RECORDS PROVIDED =>
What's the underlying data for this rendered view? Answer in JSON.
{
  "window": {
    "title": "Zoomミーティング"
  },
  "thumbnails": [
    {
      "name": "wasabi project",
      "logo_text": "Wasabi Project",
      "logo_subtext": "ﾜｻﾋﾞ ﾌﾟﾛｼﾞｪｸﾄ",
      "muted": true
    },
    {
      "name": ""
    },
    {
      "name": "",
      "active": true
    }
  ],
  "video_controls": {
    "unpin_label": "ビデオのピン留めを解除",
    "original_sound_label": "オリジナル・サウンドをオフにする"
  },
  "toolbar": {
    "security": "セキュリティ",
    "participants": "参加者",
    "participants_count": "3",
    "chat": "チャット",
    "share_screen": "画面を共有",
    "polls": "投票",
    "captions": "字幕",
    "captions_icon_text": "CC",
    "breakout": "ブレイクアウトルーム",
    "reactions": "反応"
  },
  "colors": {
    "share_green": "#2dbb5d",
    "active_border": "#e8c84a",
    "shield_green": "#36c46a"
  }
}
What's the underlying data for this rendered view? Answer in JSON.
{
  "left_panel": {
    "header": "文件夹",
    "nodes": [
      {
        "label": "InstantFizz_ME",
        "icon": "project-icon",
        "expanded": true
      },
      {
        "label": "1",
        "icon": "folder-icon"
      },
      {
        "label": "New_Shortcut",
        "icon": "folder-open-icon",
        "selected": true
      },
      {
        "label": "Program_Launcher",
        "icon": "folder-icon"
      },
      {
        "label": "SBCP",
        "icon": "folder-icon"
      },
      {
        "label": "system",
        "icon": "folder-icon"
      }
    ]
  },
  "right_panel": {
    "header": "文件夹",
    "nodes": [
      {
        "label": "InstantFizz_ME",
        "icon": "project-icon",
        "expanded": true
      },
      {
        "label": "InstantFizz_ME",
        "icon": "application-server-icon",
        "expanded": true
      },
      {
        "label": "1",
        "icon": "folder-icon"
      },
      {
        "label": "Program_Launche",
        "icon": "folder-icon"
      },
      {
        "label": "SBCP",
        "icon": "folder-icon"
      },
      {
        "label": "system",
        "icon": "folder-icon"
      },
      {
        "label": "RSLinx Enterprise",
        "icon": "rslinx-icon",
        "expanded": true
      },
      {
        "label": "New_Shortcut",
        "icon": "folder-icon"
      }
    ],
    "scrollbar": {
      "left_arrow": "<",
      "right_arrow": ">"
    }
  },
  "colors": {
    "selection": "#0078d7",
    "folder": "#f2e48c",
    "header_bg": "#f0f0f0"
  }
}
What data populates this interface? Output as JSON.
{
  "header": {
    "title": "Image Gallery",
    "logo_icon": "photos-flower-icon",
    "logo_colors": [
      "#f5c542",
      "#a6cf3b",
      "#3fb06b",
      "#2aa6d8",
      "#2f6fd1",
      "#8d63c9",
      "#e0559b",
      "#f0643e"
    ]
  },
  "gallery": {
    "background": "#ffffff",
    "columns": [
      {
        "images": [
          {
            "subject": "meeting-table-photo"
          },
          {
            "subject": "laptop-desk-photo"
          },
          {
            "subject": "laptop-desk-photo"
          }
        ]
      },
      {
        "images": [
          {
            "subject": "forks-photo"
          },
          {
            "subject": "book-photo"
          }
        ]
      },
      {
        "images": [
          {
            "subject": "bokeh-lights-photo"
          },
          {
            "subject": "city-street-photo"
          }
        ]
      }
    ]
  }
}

THE TASK => All of the material must be reproduced exactly.

EXPECTED ANSWER =>
What's the underlying data for this rendered view? Answer in JSON.
{
  "window": {
    "title": "Zoomミーティング"
  },
  "thumbnails": [
    {
      "name": "wasabi project",
      "logo_text": "Wasabi Project",
      "logo_subtext": "ﾜｻﾋﾞ ﾌﾟﾛｼﾞｪｸﾄ",
      "muted": true
    },
    {
      "name": ""
    },
    {
      "name": "",
      "active": true
    }
  ],
  "video_controls": {
    "unpin_label": "ビデオのピン留めを解除",
    "original_sound_label": "オリジナル・サウンドをオフにする"
  },
  "toolbar": {
    "security": "セキュリティ",
    "participants": "参加者",
    "participants_count": "3",
    "chat": "チャット",
    "share_screen": "画面を共有",
    "polls": "投票",
    "captions": "字幕",
    "captions_icon_text": "CC",
    "breakout": "ブレイクアウトルーム",
    "reactions": "反応"
  },
  "colors": {
    "share_green": "#2dbb5d",
    "active_border": "#e8c84a",
    "shield_green": "#36c46a"
  }
}
What's the underlying data for this rendered view? Answer in JSON.
{
  "left_panel": {
    "header": "文件夹",
    "nodes": [
      {
        "label": "InstantFizz_ME",
        "icon": "project-icon",
        "expanded": true
      },
      {
        "label": "1",
        "icon": "folder-icon"
      },
      {
        "label": "New_Shortcut",
        "icon": "folder-open-icon",
        "selected": true
      },
      {
        "label": "Program_Launcher",
        "icon": "folder-icon"
      },
      {
        "label": "SBCP",
        "icon": "folder-icon"
      },
      {
        "label": "system",
        "icon": "folder-icon"
      }
    ]
  },
  "right_panel": {
    "header": "文件夹",
    "nodes": [
      {
        "label": "InstantFizz_ME",
        "icon": "project-icon",
        "expanded": true
      },
      {
        "label": "InstantFizz_ME",
        "icon": "application-server-icon",
        "expanded": true
      },
      {
        "label": "1",
        "icon": "folder-icon"
      },
      {
        "label": "Program_Launche",
        "icon": "folder-icon"
      },
      {
        "label": "SBCP",
        "icon": "folder-icon"
      },
      {
        "label": "system",
        "icon": "folder-icon"
      },
      {
        "label": "RSLinx Enterprise",
        "icon": "rslinx-icon",
        "expanded": true
      },
      {
        "label": "New_Shortcut",
        "icon": "folder-icon"
      }
    ],
    "scrollbar": {
      "left_arrow": "<",
      "right_arrow": ">"
    }
  },
  "colors": {
    "selection": "#0078d7",
    "folder": "#f2e48c",
    "header_bg": "#f0f0f0"
  }
}
What data populates this interface? Output as JSON.
{
  "header": {
    "title": "Image Gallery",
    "logo_icon": "photos-flower-icon",
    "logo_colors": [
      "#f5c542",
      "#a6cf3b",
      "#3fb06b",
      "#2aa6d8",
      "#2f6fd1",
      "#8d63c9",
      "#e0559b",
      "#f0643e"
    ]
  },
  "gallery": {
    "background": "#ffffff",
    "columns": [
      {
        "images": [
          {
            "subject": "meeting-table-photo"
          },
          {
            "subject": "laptop-desk-photo"
          },
          {
            "subject": "laptop-desk-photo"
          }
        ]
      },
      {
        "images": [
          {
            "subject": "forks-photo"
          },
          {
            "subject": "book-photo"
          }
        ]
      },
      {
        "images": [
          {
            "subject": "bokeh-lights-photo"
          },
          {
            "subject": "city-street-photo"
          }
        ]
      }
    ]
  }
}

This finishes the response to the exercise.